> [INSTRUCTIONS TO FOLLOW]: Omit the images, then print each record below exactly as it reads.

Data items:
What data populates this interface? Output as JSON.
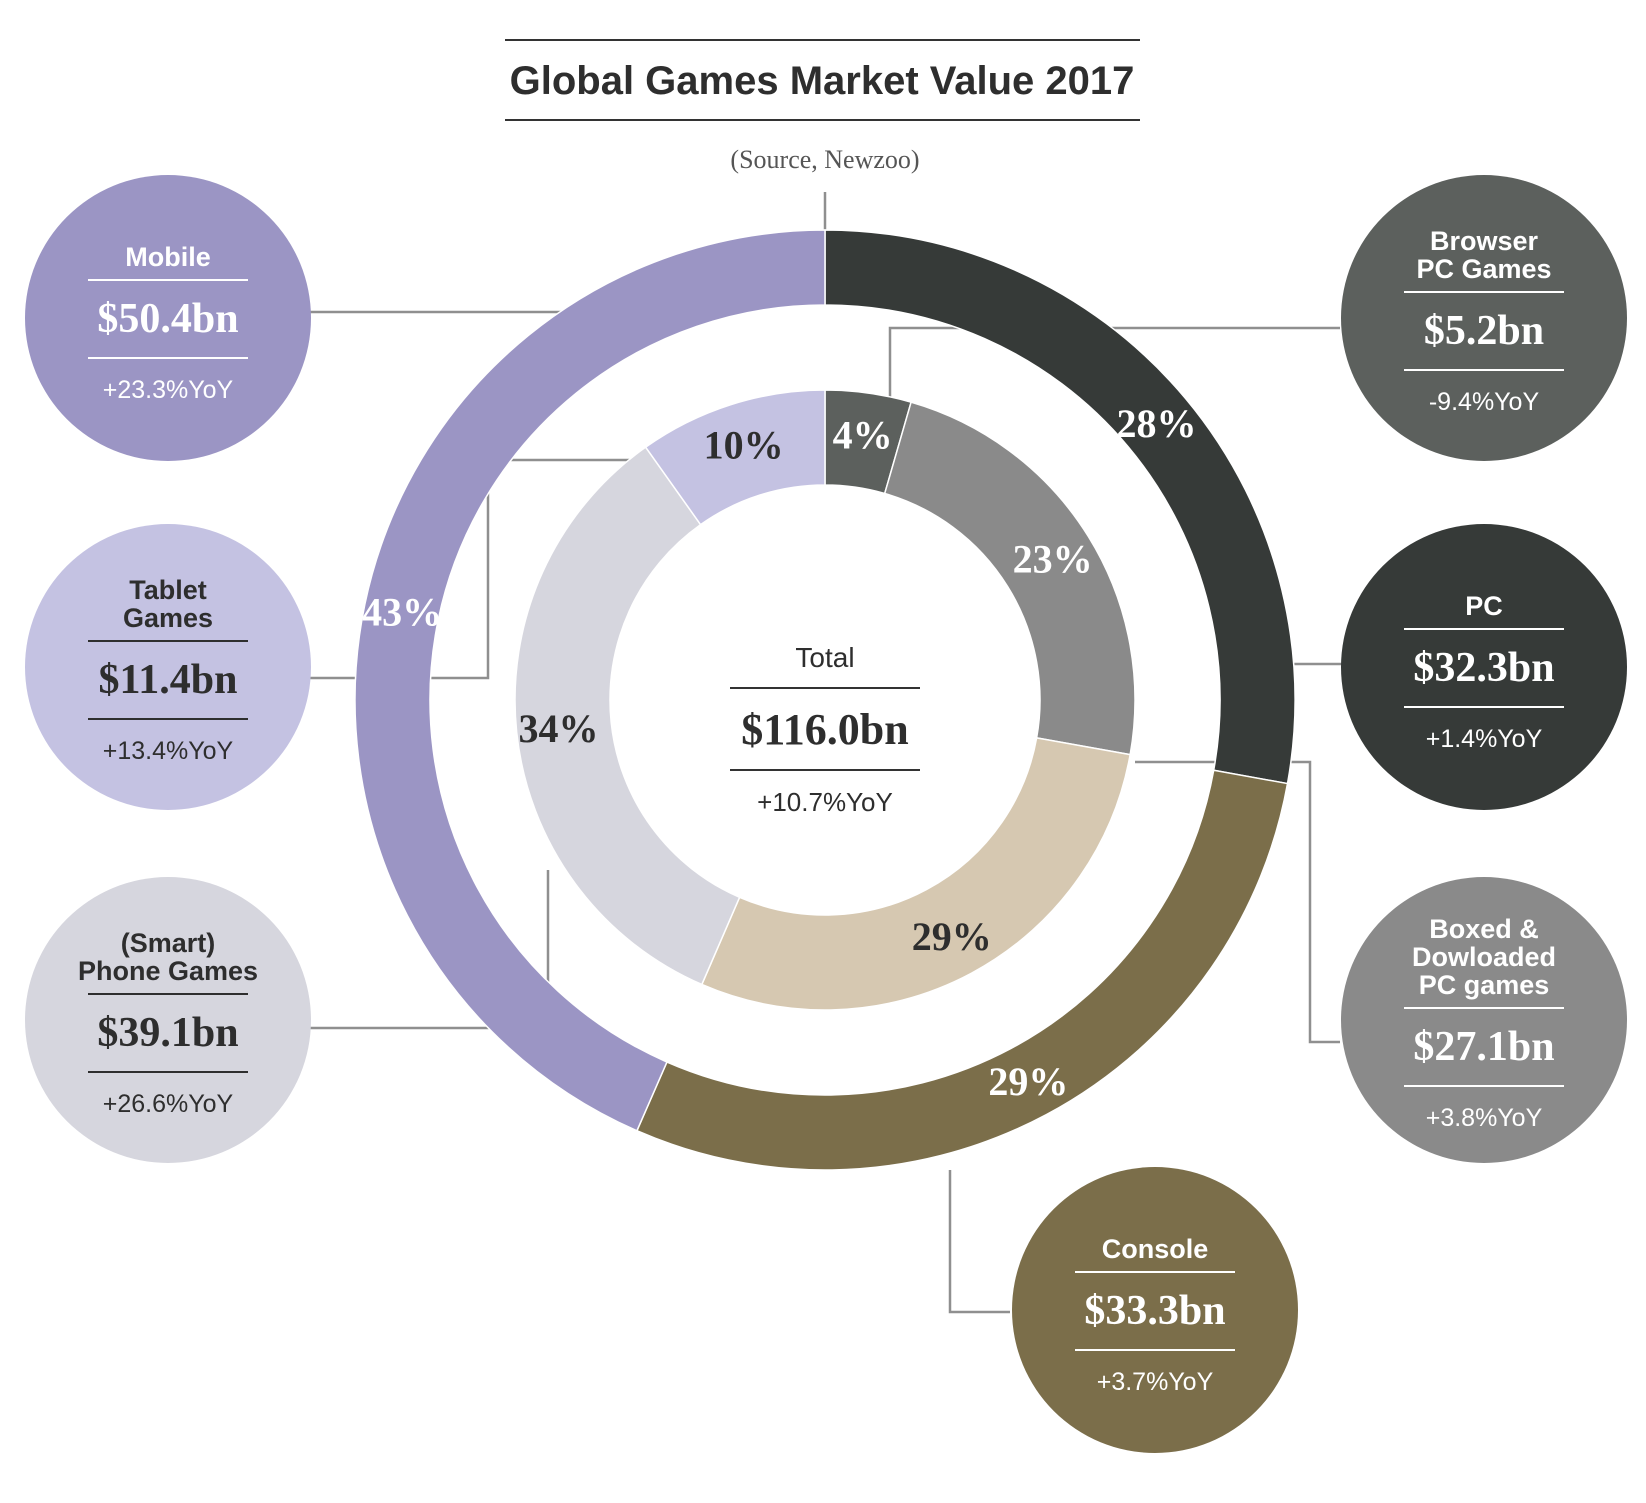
{
  "chart_data": {
    "type": "pie",
    "title": "Global Games Market Value 2017",
    "subtitle": "(Source, Newzoo)",
    "total": {
      "label": "Total",
      "value": "$116.0bn",
      "yoy": "+10.7%YoY"
    },
    "outer_ring": [
      {
        "name": "Mobile",
        "value": 50.4,
        "value_label": "$50.4bn",
        "yoy": "+23.3%YoY",
        "pct_label": "43%",
        "color": "#9b95c4"
      },
      {
        "name": "PC",
        "value": 32.3,
        "value_label": "$32.3bn",
        "yoy": "+1.4%YoY",
        "pct_label": "28%",
        "color": "#363a38"
      },
      {
        "name": "Console",
        "value": 33.3,
        "value_label": "$33.3bn",
        "yoy": "+3.7%YoY",
        "pct_label": "29%",
        "color": "#7b6e4a"
      }
    ],
    "inner_ring": [
      {
        "name": "Browser PC Games",
        "value": 5.2,
        "value_label": "$5.2bn",
        "yoy": "-9.4%YoY",
        "pct_label": "4%",
        "color": "#5c605d"
      },
      {
        "name": "Boxed & Dowloaded PC games",
        "value": 27.1,
        "value_label": "$27.1bn",
        "yoy": "+3.8%YoY",
        "pct_label": "23%",
        "color": "#8a8a8a"
      },
      {
        "name": "Console",
        "value": 33.3,
        "value_label": "",
        "yoy": "",
        "pct_label": "29%",
        "color": "#d6c8b1"
      },
      {
        "name": "(Smart) Phone Games",
        "value": 39.1,
        "value_label": "$39.1bn",
        "yoy": "+26.6%YoY",
        "pct_label": "34%",
        "color": "#d6d6de"
      },
      {
        "name": "Tablet Games",
        "value": 11.4,
        "value_label": "$11.4bn",
        "yoy": "+13.4%YoY",
        "pct_label": "10%",
        "color": "#c4c2e2"
      }
    ]
  },
  "bubbles": [
    {
      "id": "mobile",
      "label_lines": [
        "Mobile"
      ],
      "value": "$50.4bn",
      "yoy": "+23.3%YoY",
      "color": "#9b95c4",
      "text_color": "#ffffff"
    },
    {
      "id": "tablet",
      "label_lines": [
        "Tablet",
        "Games"
      ],
      "value": "$11.4bn",
      "yoy": "+13.4%YoY",
      "color": "#c4c2e2",
      "text_color": "#2e2e2e"
    },
    {
      "id": "phone",
      "label_lines": [
        "(Smart)",
        "Phone Games"
      ],
      "value": "$39.1bn",
      "yoy": "+26.6%YoY",
      "color": "#d6d6de",
      "text_color": "#2e2e2e"
    },
    {
      "id": "browser",
      "label_lines": [
        "Browser",
        "PC Games"
      ],
      "value": "$5.2bn",
      "yoy": "-9.4%YoY",
      "color": "#5c605d",
      "text_color": "#ffffff"
    },
    {
      "id": "pc",
      "label_lines": [
        "PC"
      ],
      "value": "$32.3bn",
      "yoy": "+1.4%YoY",
      "color": "#363a38",
      "text_color": "#ffffff"
    },
    {
      "id": "boxed",
      "label_lines": [
        "Boxed &",
        "Dowloaded",
        "PC games"
      ],
      "value": "$27.1bn",
      "yoy": "+3.8%YoY",
      "color": "#8a8a8a",
      "text_color": "#ffffff"
    },
    {
      "id": "console",
      "label_lines": [
        "Console"
      ],
      "value": "$33.3bn",
      "yoy": "+3.7%YoY",
      "color": "#7b6e4a",
      "text_color": "#ffffff"
    }
  ],
  "colors": {
    "leader_line": "#8f8f8f",
    "title_rule": "#333333"
  }
}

> [EXERCISE RESULT]:
What data populates this interface? Output as JSON.
{
  "chart_data": {
    "type": "pie",
    "title": "Global Games Market Value 2017",
    "subtitle": "(Source, Newzoo)",
    "total": {
      "label": "Total",
      "value": "$116.0bn",
      "yoy": "+10.7%YoY"
    },
    "outer_ring": [
      {
        "name": "Mobile",
        "value": 50.4,
        "value_label": "$50.4bn",
        "yoy": "+23.3%YoY",
        "pct_label": "43%",
        "color": "#9b95c4"
      },
      {
        "name": "PC",
        "value": 32.3,
        "value_label": "$32.3bn",
        "yoy": "+1.4%YoY",
        "pct_label": "28%",
        "color": "#363a38"
      },
      {
        "name": "Console",
        "value": 33.3,
        "value_label": "$33.3bn",
        "yoy": "+3.7%YoY",
        "pct_label": "29%",
        "color": "#7b6e4a"
      }
    ],
    "inner_ring": [
      {
        "name": "Browser PC Games",
        "value": 5.2,
        "value_label": "$5.2bn",
        "yoy": "-9.4%YoY",
        "pct_label": "4%",
        "color": "#5c605d"
      },
      {
        "name": "Boxed & Dowloaded PC games",
        "value": 27.1,
        "value_label": "$27.1bn",
        "yoy": "+3.8%YoY",
        "pct_label": "23%",
        "color": "#8a8a8a"
      },
      {
        "name": "Console",
        "value": 33.3,
        "value_label": "",
        "yoy": "",
        "pct_label": "29%",
        "color": "#d6c8b1"
      },
      {
        "name": "(Smart) Phone Games",
        "value": 39.1,
        "value_label": "$39.1bn",
        "yoy": "+26.6%YoY",
        "pct_label": "34%",
        "color": "#d6d6de"
      },
      {
        "name": "Tablet Games",
        "value": 11.4,
        "value_label": "$11.4bn",
        "yoy": "+13.4%YoY",
        "pct_label": "10%",
        "color": "#c4c2e2"
      }
    ]
  },
  "bubbles": [
    {
      "id": "mobile",
      "label_lines": [
        "Mobile"
      ],
      "value": "$50.4bn",
      "yoy": "+23.3%YoY",
      "color": "#9b95c4",
      "text_color": "#ffffff"
    },
    {
      "id": "tablet",
      "label_lines": [
        "Tablet",
        "Games"
      ],
      "value": "$11.4bn",
      "yoy": "+13.4%YoY",
      "color": "#c4c2e2",
      "text_color": "#2e2e2e"
    },
    {
      "id": "phone",
      "label_lines": [
        "(Smart)",
        "Phone Games"
      ],
      "value": "$39.1bn",
      "yoy": "+26.6%YoY",
      "color": "#d6d6de",
      "text_color": "#2e2e2e"
    },
    {
      "id": "browser",
      "label_lines": [
        "Browser",
        "PC Games"
      ],
      "value": "$5.2bn",
      "yoy": "-9.4%YoY",
      "color": "#5c605d",
      "text_color": "#ffffff"
    },
    {
      "id": "pc",
      "label_lines": [
        "PC"
      ],
      "value": "$32.3bn",
      "yoy": "+1.4%YoY",
      "color": "#363a38",
      "text_color": "#ffffff"
    },
    {
      "id": "boxed",
      "label_lines": [
        "Boxed &",
        "Dowloaded",
        "PC games"
      ],
      "value": "$27.1bn",
      "yoy": "+3.8%YoY",
      "color": "#8a8a8a",
      "text_color": "#ffffff"
    },
    {
      "id": "console",
      "label_lines": [
        "Console"
      ],
      "value": "$33.3bn",
      "yoy": "+3.7%YoY",
      "color": "#7b6e4a",
      "text_color": "#ffffff"
    }
  ],
  "colors": {
    "leader_line": "#8f8f8f",
    "title_rule": "#333333"
  }
}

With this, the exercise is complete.